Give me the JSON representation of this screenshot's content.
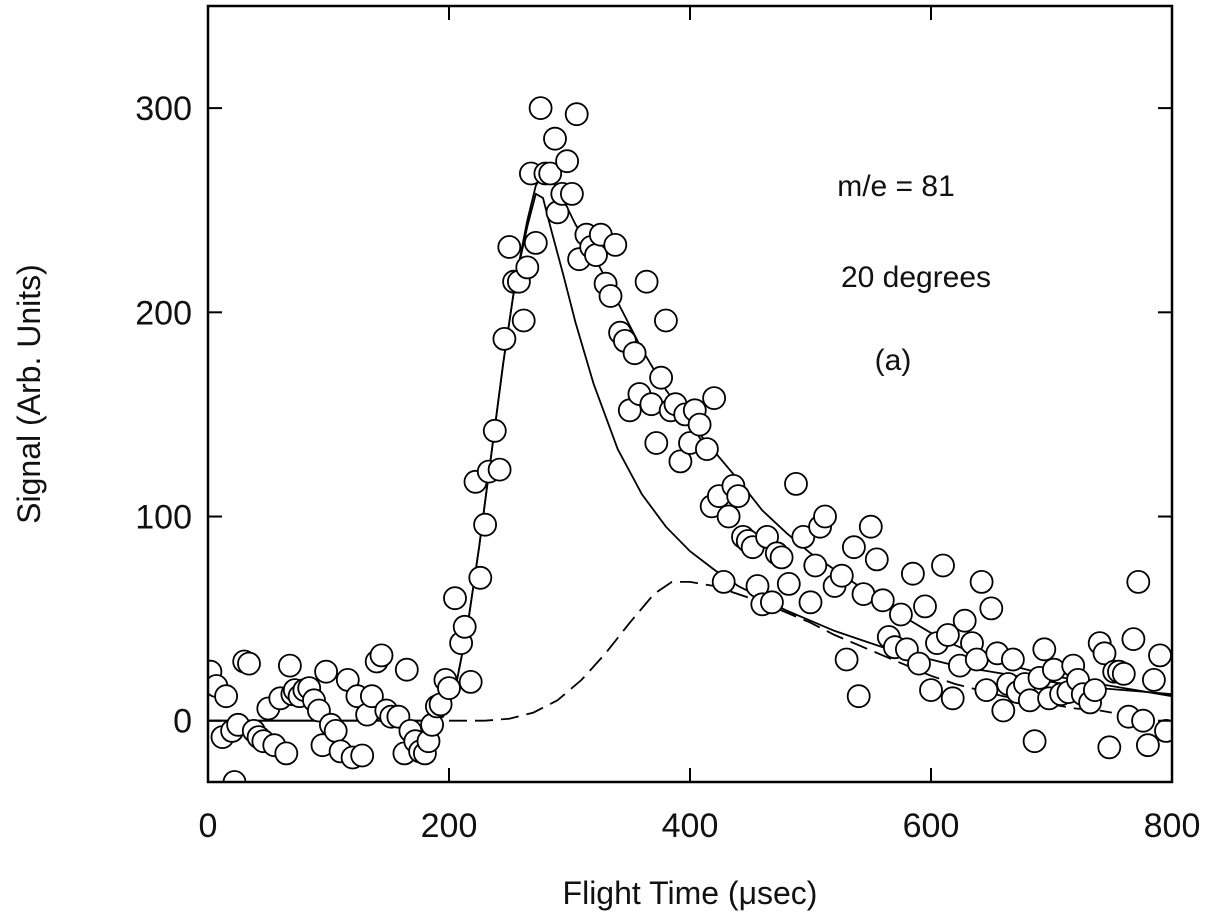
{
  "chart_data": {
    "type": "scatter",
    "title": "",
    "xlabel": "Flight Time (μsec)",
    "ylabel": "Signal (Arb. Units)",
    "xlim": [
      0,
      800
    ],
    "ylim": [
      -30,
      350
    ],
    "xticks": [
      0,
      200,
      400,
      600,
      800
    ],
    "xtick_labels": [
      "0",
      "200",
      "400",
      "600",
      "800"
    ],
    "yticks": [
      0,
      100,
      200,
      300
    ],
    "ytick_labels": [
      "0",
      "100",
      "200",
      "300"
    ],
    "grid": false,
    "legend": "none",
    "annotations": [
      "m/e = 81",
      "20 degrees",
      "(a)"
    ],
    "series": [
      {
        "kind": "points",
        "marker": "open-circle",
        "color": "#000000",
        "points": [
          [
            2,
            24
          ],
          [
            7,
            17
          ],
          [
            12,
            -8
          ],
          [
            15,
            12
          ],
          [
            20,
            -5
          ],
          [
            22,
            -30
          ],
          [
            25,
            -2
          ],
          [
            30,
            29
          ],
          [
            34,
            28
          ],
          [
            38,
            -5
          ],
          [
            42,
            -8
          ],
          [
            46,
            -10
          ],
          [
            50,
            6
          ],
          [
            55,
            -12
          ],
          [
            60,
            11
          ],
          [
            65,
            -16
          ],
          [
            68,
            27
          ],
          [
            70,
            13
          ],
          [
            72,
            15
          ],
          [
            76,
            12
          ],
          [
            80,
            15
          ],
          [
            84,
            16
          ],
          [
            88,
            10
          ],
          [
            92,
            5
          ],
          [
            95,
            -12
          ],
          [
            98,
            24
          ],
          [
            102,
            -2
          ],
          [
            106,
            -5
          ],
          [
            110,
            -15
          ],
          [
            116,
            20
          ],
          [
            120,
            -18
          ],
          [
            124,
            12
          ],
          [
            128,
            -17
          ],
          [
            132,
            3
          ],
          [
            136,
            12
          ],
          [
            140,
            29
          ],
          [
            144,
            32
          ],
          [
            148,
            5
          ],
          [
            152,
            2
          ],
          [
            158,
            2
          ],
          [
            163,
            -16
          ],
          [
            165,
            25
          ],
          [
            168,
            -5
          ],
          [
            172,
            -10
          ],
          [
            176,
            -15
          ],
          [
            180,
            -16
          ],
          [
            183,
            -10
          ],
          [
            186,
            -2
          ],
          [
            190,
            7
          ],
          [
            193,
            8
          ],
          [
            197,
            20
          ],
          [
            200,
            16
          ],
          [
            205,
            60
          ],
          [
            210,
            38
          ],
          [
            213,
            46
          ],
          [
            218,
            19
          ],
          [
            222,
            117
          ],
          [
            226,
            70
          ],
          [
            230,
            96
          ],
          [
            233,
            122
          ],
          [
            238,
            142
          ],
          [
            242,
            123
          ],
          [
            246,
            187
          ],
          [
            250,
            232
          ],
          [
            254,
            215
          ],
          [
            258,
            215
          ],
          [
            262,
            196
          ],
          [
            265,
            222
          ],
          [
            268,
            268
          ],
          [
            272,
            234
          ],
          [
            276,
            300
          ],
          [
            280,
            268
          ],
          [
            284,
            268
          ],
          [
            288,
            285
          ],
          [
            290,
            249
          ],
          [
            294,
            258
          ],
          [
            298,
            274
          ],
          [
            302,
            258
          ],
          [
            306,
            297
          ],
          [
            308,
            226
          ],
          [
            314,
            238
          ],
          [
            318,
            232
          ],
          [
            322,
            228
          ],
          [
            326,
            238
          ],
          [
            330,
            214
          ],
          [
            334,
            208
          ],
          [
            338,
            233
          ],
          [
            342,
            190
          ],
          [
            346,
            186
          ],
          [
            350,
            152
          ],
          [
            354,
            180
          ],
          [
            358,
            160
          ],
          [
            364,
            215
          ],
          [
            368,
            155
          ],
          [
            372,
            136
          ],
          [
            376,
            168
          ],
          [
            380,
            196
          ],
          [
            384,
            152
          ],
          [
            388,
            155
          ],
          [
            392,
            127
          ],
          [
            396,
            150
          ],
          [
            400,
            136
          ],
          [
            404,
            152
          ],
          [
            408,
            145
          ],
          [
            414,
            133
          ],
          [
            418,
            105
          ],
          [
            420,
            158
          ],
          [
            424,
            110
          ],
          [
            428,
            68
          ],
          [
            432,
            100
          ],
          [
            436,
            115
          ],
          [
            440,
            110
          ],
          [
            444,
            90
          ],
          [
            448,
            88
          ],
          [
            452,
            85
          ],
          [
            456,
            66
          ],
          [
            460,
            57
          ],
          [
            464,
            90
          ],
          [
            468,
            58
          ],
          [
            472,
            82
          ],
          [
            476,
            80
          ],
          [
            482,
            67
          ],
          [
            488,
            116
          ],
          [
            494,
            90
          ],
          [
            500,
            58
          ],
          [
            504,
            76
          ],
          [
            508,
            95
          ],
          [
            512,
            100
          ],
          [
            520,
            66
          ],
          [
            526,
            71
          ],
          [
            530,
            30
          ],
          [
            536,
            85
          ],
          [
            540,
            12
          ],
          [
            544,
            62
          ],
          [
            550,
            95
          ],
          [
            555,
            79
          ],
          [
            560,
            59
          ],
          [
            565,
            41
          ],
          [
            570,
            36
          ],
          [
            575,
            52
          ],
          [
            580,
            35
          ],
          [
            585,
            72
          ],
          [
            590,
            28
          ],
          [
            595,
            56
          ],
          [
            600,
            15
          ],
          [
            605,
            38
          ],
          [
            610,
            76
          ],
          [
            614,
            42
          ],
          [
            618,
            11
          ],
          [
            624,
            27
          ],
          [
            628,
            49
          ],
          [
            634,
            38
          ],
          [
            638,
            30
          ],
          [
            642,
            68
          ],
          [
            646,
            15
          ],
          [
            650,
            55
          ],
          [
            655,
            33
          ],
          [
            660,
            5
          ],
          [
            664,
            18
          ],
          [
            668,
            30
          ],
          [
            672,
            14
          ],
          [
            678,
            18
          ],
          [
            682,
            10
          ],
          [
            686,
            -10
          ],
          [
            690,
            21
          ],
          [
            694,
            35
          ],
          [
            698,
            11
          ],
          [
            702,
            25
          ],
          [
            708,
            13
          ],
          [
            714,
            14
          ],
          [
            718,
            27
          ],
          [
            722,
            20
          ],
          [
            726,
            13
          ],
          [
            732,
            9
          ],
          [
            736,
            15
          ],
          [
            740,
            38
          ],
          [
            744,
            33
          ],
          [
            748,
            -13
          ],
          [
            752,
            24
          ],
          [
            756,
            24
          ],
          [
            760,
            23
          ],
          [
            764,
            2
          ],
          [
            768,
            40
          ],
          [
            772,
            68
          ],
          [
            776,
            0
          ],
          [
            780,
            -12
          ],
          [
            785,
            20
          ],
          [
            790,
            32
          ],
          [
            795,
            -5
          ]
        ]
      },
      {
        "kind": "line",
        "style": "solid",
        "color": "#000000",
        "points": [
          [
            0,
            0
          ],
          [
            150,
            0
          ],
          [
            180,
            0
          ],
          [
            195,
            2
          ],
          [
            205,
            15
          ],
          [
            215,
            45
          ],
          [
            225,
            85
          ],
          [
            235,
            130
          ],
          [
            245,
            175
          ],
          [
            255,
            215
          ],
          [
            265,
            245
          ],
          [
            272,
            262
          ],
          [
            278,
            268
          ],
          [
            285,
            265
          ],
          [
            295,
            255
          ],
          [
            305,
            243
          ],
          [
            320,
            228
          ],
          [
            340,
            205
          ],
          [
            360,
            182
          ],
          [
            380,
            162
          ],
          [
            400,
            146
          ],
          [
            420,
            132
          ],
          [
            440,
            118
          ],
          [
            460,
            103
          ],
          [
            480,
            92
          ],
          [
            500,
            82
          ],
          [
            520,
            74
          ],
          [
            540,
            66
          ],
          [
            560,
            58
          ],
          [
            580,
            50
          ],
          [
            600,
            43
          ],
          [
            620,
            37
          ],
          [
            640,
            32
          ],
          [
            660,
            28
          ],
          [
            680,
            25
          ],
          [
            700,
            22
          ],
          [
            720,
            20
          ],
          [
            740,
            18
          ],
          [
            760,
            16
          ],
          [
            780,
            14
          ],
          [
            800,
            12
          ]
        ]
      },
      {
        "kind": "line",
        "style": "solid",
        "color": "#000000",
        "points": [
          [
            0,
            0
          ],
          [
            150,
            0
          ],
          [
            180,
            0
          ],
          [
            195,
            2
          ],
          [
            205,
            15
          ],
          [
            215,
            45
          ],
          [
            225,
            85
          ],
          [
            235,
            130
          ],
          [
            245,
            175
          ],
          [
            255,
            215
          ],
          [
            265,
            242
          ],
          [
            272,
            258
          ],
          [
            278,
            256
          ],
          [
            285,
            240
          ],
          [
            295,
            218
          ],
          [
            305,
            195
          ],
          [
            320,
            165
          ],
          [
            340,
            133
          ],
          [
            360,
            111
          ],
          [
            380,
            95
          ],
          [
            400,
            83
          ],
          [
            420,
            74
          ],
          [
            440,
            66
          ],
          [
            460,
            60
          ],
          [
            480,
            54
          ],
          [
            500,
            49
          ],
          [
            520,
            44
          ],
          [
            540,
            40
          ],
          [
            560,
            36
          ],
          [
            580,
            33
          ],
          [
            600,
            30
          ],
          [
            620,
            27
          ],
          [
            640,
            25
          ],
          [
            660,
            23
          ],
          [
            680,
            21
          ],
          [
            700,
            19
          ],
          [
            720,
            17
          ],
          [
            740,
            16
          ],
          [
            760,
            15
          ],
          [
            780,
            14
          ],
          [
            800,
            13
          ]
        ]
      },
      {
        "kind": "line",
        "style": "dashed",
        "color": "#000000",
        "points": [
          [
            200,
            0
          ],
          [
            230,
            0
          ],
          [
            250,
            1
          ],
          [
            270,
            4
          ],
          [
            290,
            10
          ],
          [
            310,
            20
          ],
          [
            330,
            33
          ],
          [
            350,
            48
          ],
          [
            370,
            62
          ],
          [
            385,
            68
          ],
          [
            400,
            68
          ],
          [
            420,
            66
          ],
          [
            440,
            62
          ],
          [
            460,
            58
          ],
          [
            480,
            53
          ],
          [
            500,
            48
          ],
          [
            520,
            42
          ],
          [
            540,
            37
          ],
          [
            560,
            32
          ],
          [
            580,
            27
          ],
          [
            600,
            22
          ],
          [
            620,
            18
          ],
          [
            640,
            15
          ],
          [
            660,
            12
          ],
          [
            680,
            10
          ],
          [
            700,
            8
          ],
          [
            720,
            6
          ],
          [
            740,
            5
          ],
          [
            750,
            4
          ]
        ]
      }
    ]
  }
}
* * *
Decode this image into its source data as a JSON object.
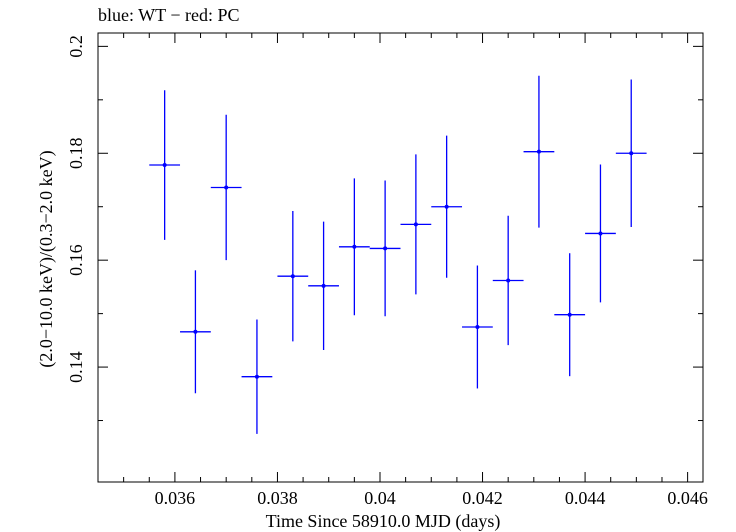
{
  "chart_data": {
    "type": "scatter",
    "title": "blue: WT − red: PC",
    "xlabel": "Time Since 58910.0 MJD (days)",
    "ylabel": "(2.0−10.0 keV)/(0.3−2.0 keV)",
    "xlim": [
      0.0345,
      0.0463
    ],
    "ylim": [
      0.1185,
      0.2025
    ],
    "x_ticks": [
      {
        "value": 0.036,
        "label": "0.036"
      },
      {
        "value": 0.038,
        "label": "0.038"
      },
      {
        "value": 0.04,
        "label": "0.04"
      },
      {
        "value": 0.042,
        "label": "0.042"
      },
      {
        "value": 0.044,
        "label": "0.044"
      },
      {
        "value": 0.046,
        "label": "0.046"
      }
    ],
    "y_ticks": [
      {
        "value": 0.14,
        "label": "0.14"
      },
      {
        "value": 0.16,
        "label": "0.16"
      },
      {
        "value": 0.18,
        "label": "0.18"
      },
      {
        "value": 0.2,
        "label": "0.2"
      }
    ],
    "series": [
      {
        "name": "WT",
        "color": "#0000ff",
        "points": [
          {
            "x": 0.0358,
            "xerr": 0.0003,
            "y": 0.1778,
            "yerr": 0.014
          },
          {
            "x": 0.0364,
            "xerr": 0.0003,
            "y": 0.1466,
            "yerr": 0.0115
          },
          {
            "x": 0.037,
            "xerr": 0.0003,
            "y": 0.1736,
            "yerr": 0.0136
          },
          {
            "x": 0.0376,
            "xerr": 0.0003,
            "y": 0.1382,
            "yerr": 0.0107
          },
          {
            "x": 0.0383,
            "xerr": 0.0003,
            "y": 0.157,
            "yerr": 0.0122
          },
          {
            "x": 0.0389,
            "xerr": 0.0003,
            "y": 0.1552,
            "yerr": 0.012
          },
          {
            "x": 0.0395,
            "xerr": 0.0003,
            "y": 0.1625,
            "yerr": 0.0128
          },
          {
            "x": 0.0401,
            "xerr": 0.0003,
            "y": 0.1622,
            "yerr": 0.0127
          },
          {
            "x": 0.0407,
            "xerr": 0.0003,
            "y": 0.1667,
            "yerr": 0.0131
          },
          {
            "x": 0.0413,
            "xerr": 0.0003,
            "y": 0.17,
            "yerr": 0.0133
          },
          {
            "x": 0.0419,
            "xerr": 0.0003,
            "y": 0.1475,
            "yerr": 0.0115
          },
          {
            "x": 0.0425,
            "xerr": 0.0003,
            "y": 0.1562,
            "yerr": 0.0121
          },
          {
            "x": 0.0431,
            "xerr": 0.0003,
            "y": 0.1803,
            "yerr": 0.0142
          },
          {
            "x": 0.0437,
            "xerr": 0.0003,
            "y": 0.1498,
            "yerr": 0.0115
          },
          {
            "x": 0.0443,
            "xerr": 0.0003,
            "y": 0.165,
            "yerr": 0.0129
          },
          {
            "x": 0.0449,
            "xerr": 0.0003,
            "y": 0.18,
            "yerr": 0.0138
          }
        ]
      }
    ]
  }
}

▶ _Task requirements_:
What is the number of lines above that hold the string "JSON"? Answer with that number alone.

▶ _Task result_:
2